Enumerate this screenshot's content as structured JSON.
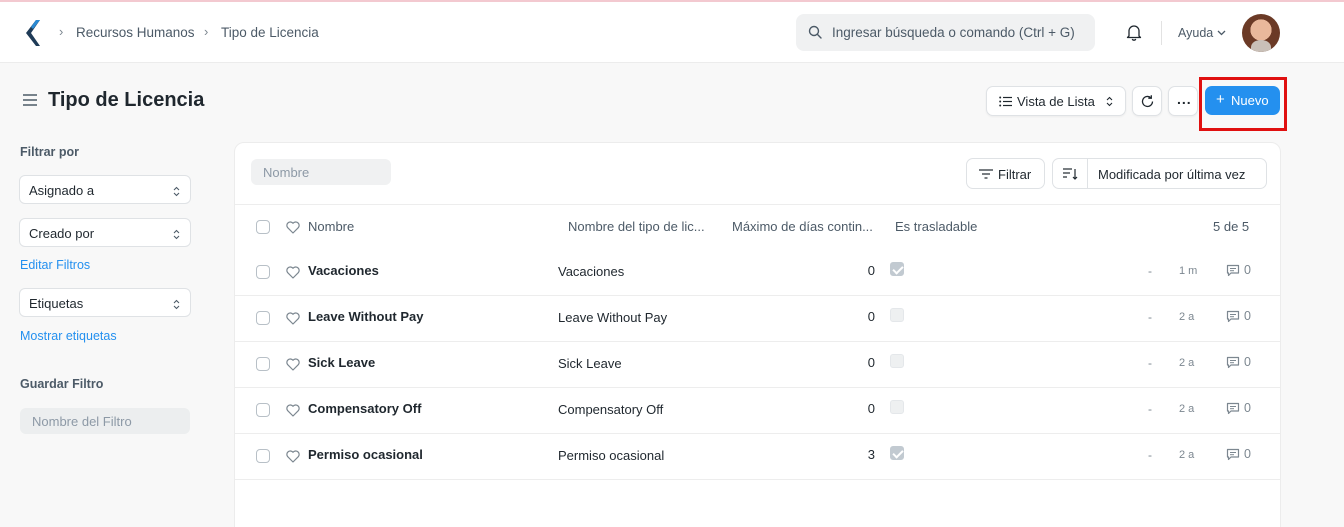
{
  "breadcrumb": [
    "Recursos Humanos",
    "Tipo de Licencia"
  ],
  "search": {
    "placeholder": "Ingresar búsqueda o comando (Ctrl + G)"
  },
  "navbar": {
    "help_label": "Ayuda"
  },
  "page": {
    "title": "Tipo de Licencia",
    "view_button": "Vista de Lista",
    "more_button": "...",
    "new_button": "Nuevo"
  },
  "sidebar": {
    "filter_heading": "Filtrar por",
    "assigned": "Asignado a",
    "created_by": "Creado por",
    "edit_filters": "Editar Filtros",
    "tags": "Etiquetas",
    "show_tags": "Mostrar etiquetas",
    "save_filter_heading": "Guardar Filtro",
    "filter_name_placeholder": "Nombre del Filtro"
  },
  "list": {
    "name_filter_placeholder": "Nombre",
    "filter_button": "Filtrar",
    "sort_label": "Modificada por última vez",
    "columns": [
      "Nombre",
      "Nombre del tipo de lic...",
      "Máximo de días contin...",
      "Es trasladable"
    ],
    "count": "5 de 5",
    "rows": [
      {
        "name": "Vacaciones",
        "type_name": "Vacaciones",
        "max_days": "0",
        "carry_forward": true,
        "dash": "-",
        "modified": "1 m",
        "comments": "0"
      },
      {
        "name": "Leave Without Pay",
        "type_name": "Leave Without Pay",
        "max_days": "0",
        "carry_forward": false,
        "dash": "-",
        "modified": "2 a",
        "comments": "0"
      },
      {
        "name": "Sick Leave",
        "type_name": "Sick Leave",
        "max_days": "0",
        "carry_forward": false,
        "dash": "-",
        "modified": "2 a",
        "comments": "0"
      },
      {
        "name": "Compensatory Off",
        "type_name": "Compensatory Off",
        "max_days": "0",
        "carry_forward": false,
        "dash": "-",
        "modified": "2 a",
        "comments": "0"
      },
      {
        "name": "Permiso ocasional",
        "type_name": "Permiso ocasional",
        "max_days": "3",
        "carry_forward": true,
        "dash": "-",
        "modified": "2 a",
        "comments": "0"
      }
    ]
  },
  "colors": {
    "primary": "#2490ef",
    "highlight": "#e01010",
    "text": "#1f272e",
    "muted": "#7c8790"
  }
}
◇ ◇ ◇
**PROBLEM DESCRIPTION**
Go through the data above and transcribe it in full, omitting any image.

**OUTPUT FOR THIS EXERCISE**
Enumerate this screenshot's content as structured JSON.
{
  "breadcrumb": [
    "Recursos Humanos",
    "Tipo de Licencia"
  ],
  "search": {
    "placeholder": "Ingresar búsqueda o comando (Ctrl + G)"
  },
  "navbar": {
    "help_label": "Ayuda"
  },
  "page": {
    "title": "Tipo de Licencia",
    "view_button": "Vista de Lista",
    "more_button": "...",
    "new_button": "Nuevo"
  },
  "sidebar": {
    "filter_heading": "Filtrar por",
    "assigned": "Asignado a",
    "created_by": "Creado por",
    "edit_filters": "Editar Filtros",
    "tags": "Etiquetas",
    "show_tags": "Mostrar etiquetas",
    "save_filter_heading": "Guardar Filtro",
    "filter_name_placeholder": "Nombre del Filtro"
  },
  "list": {
    "name_filter_placeholder": "Nombre",
    "filter_button": "Filtrar",
    "sort_label": "Modificada por última vez",
    "columns": [
      "Nombre",
      "Nombre del tipo de lic...",
      "Máximo de días contin...",
      "Es trasladable"
    ],
    "count": "5 de 5",
    "rows": [
      {
        "name": "Vacaciones",
        "type_name": "Vacaciones",
        "max_days": "0",
        "carry_forward": true,
        "dash": "-",
        "modified": "1 m",
        "comments": "0"
      },
      {
        "name": "Leave Without Pay",
        "type_name": "Leave Without Pay",
        "max_days": "0",
        "carry_forward": false,
        "dash": "-",
        "modified": "2 a",
        "comments": "0"
      },
      {
        "name": "Sick Leave",
        "type_name": "Sick Leave",
        "max_days": "0",
        "carry_forward": false,
        "dash": "-",
        "modified": "2 a",
        "comments": "0"
      },
      {
        "name": "Compensatory Off",
        "type_name": "Compensatory Off",
        "max_days": "0",
        "carry_forward": false,
        "dash": "-",
        "modified": "2 a",
        "comments": "0"
      },
      {
        "name": "Permiso ocasional",
        "type_name": "Permiso ocasional",
        "max_days": "3",
        "carry_forward": true,
        "dash": "-",
        "modified": "2 a",
        "comments": "0"
      }
    ]
  },
  "colors": {
    "primary": "#2490ef",
    "highlight": "#e01010",
    "text": "#1f272e",
    "muted": "#7c8790"
  }
}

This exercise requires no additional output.